(Stored dataset items)

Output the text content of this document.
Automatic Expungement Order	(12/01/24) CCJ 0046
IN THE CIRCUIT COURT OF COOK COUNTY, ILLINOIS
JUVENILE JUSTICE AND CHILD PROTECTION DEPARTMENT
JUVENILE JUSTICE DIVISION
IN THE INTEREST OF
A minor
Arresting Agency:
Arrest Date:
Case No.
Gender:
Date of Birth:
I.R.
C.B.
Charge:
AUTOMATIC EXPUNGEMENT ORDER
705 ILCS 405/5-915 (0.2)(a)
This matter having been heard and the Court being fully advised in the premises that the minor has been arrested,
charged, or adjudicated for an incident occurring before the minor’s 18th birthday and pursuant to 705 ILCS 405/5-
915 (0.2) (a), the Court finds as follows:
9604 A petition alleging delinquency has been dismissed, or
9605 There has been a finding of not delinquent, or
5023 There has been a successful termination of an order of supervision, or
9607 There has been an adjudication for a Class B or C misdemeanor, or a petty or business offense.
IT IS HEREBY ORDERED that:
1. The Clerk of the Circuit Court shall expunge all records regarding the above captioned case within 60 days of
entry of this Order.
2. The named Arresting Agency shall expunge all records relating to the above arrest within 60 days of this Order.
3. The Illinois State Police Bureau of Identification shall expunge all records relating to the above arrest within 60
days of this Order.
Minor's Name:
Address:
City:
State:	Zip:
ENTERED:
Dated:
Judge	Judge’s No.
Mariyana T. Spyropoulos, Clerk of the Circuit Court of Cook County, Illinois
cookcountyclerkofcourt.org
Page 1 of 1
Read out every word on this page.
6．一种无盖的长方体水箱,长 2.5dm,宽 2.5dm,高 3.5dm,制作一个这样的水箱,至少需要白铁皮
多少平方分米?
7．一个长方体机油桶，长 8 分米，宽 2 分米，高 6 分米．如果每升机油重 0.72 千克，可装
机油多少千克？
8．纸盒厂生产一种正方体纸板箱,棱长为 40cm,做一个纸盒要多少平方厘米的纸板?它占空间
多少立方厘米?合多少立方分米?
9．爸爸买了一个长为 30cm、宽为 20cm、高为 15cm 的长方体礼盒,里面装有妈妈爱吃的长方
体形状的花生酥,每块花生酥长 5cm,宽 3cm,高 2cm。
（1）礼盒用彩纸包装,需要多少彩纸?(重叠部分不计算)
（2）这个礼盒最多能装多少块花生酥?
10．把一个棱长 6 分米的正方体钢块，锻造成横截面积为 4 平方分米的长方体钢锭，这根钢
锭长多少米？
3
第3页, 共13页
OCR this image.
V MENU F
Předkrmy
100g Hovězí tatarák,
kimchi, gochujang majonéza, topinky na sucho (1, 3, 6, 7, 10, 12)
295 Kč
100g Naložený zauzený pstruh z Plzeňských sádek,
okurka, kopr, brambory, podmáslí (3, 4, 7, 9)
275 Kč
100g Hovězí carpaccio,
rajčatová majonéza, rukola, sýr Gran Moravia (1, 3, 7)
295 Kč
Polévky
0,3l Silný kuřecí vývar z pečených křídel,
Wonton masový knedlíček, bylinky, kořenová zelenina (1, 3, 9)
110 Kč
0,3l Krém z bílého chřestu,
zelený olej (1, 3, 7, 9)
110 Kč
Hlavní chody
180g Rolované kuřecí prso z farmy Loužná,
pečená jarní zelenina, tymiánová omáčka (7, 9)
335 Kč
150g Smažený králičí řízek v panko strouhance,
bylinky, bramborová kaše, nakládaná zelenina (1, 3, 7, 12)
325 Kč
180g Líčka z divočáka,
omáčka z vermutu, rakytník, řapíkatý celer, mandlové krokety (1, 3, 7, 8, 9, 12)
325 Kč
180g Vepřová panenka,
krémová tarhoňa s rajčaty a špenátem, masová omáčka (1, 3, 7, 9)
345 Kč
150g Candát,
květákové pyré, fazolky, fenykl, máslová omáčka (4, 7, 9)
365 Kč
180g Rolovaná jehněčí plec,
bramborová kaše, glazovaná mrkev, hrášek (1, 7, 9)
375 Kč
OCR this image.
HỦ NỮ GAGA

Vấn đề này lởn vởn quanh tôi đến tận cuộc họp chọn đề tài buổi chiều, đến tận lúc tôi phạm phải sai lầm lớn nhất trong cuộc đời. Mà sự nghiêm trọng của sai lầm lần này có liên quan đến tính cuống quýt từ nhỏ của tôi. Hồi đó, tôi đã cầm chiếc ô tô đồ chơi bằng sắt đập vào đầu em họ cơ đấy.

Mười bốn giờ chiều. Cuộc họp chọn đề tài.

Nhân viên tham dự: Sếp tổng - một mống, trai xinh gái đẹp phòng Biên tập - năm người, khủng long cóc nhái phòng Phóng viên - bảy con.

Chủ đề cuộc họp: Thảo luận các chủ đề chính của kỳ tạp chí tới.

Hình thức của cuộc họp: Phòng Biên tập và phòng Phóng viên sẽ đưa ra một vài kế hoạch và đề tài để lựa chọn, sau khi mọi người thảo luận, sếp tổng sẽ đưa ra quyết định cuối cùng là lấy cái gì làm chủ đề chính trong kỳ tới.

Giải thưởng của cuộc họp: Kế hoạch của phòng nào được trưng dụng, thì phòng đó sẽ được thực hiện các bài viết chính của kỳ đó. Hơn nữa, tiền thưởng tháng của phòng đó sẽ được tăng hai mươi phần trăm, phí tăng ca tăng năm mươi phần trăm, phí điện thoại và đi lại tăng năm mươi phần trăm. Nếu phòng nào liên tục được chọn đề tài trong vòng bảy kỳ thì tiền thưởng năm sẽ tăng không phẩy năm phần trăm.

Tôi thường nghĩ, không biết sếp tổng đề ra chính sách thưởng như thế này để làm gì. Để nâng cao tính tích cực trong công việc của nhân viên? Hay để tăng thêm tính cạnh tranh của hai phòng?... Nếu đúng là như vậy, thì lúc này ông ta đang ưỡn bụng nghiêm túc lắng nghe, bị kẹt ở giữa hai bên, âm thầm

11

To be done: Reproduce the material in full, with no word added or dropped.

Written solution:
Output the text content of this document.
Automatic Expungement Order	(12/01/24) CCJ 0046
IN THE CIRCUIT COURT OF COOK COUNTY, ILLINOIS
JUVENILE JUSTICE AND CHILD PROTECTION DEPARTMENT
JUVENILE JUSTICE DIVISION
IN THE INTEREST OF
A minor
Arresting Agency:
Arrest Date:
Case No.
Gender:
Date of Birth:
I.R.
C.B.
Charge:
AUTOMATIC EXPUNGEMENT ORDER
705 ILCS 405/5-915 (0.2)(a)
This matter having been heard and the Court being fully advised in the premises that the minor has been arrested,
charged, or adjudicated for an incident occurring before the minor’s 18th birthday and pursuant to 705 ILCS 405/5-
915 (0.2) (a), the Court finds as follows:
9604 A petition alleging delinquency has been dismissed, or
9605 There has been a finding of not delinquent, or
5023 There has been a successful termination of an order of supervision, or
9607 There has been an adjudication for a Class B or C misdemeanor, or a petty or business offense.
IT IS HEREBY ORDERED that:
1. The Clerk of the Circuit Court shall expunge all records regarding the above captioned case within 60 days of
entry of this Order.
2. The named Arresting Agency shall expunge all records relating to the above arrest within 60 days of this Order.
3. The Illinois State Police Bureau of Identification shall expunge all records relating to the above arrest within 60
days of this Order.
Minor's Name:
Address:
City:
State:	Zip:
ENTERED:
Dated:
Judge	Judge’s No.
Mariyana T. Spyropoulos, Clerk of the Circuit Court of Cook County, Illinois
cookcountyclerkofcourt.org
Page 1 of 1
Read out every word on this page.
6．一种无盖的长方体水箱,长 2.5dm,宽 2.5dm,高 3.5dm,制作一个这样的水箱,至少需要白铁皮
多少平方分米?
7．一个长方体机油桶，长 8 分米，宽 2 分米，高 6 分米．如果每升机油重 0.72 千克，可装
机油多少千克？
8．纸盒厂生产一种正方体纸板箱,棱长为 40cm,做一个纸盒要多少平方厘米的纸板?它占空间
多少立方厘米?合多少立方分米?
9．爸爸买了一个长为 30cm、宽为 20cm、高为 15cm 的长方体礼盒,里面装有妈妈爱吃的长方
体形状的花生酥,每块花生酥长 5cm,宽 3cm,高 2cm。
（1）礼盒用彩纸包装,需要多少彩纸?(重叠部分不计算)
（2）这个礼盒最多能装多少块花生酥?
10．把一个棱长 6 分米的正方体钢块，锻造成横截面积为 4 平方分米的长方体钢锭，这根钢
锭长多少米？
3
第3页, 共13页
OCR this image.
V MENU F
Předkrmy
100g Hovězí tatarák,
kimchi, gochujang majonéza, topinky na sucho (1, 3, 6, 7, 10, 12)
295 Kč
100g Naložený zauzený pstruh z Plzeňských sádek,
okurka, kopr, brambory, podmáslí (3, 4, 7, 9)
275 Kč
100g Hovězí carpaccio,
rajčatová majonéza, rukola, sýr Gran Moravia (1, 3, 7)
295 Kč
Polévky
0,3l Silný kuřecí vývar z pečených křídel,
Wonton masový knedlíček, bylinky, kořenová zelenina (1, 3, 9)
110 Kč
0,3l Krém z bílého chřestu,
zelený olej (1, 3, 7, 9)
110 Kč
Hlavní chody
180g Rolované kuřecí prso z farmy Loužná,
pečená jarní zelenina, tymiánová omáčka (7, 9)
335 Kč
150g Smažený králičí řízek v panko strouhance,
bylinky, bramborová kaše, nakládaná zelenina (1, 3, 7, 12)
325 Kč
180g Líčka z divočáka,
omáčka z vermutu, rakytník, řapíkatý celer, mandlové krokety (1, 3, 7, 8, 9, 12)
325 Kč
180g Vepřová panenka,
krémová tarhoňa s rajčaty a špenátem, masová omáčka (1, 3, 7, 9)
345 Kč
150g Candát,
květákové pyré, fazolky, fenykl, máslová omáčka (4, 7, 9)
365 Kč
180g Rolovaná jehněčí plec,
bramborová kaše, glazovaná mrkev, hrášek (1, 7, 9)
375 Kč
OCR this image.
HỦ NỮ GAGA

Vấn đề này lởn vởn quanh tôi đến tận cuộc họp chọn đề tài buổi chiều, đến tận lúc tôi phạm phải sai lầm lớn nhất trong cuộc đời. Mà sự nghiêm trọng của sai lầm lần này có liên quan đến tính cuống quýt từ nhỏ của tôi. Hồi đó, tôi đã cầm chiếc ô tô đồ chơi bằng sắt đập vào đầu em họ cơ đấy.

Mười bốn giờ chiều. Cuộc họp chọn đề tài.

Nhân viên tham dự: Sếp tổng - một mống, trai xinh gái đẹp phòng Biên tập - năm người, khủng long cóc nhái phòng Phóng viên - bảy con.

Chủ đề cuộc họp: Thảo luận các chủ đề chính của kỳ tạp chí tới.

Hình thức của cuộc họp: Phòng Biên tập và phòng Phóng viên sẽ đưa ra một vài kế hoạch và đề tài để lựa chọn, sau khi mọi người thảo luận, sếp tổng sẽ đưa ra quyết định cuối cùng là lấy cái gì làm chủ đề chính trong kỳ tới.

Giải thưởng của cuộc họp: Kế hoạch của phòng nào được trưng dụng, thì phòng đó sẽ được thực hiện các bài viết chính của kỳ đó. Hơn nữa, tiền thưởng tháng của phòng đó sẽ được tăng hai mươi phần trăm, phí tăng ca tăng năm mươi phần trăm, phí điện thoại và đi lại tăng năm mươi phần trăm. Nếu phòng nào liên tục được chọn đề tài trong vòng bảy kỳ thì tiền thưởng năm sẽ tăng không phẩy năm phần trăm.

Tôi thường nghĩ, không biết sếp tổng đề ra chính sách thưởng như thế này để làm gì. Để nâng cao tính tích cực trong công việc của nhân viên? Hay để tăng thêm tính cạnh tranh của hai phòng?... Nếu đúng là như vậy, thì lúc này ông ta đang ưỡn bụng nghiêm túc lắng nghe, bị kẹt ở giữa hai bên, âm thầm

11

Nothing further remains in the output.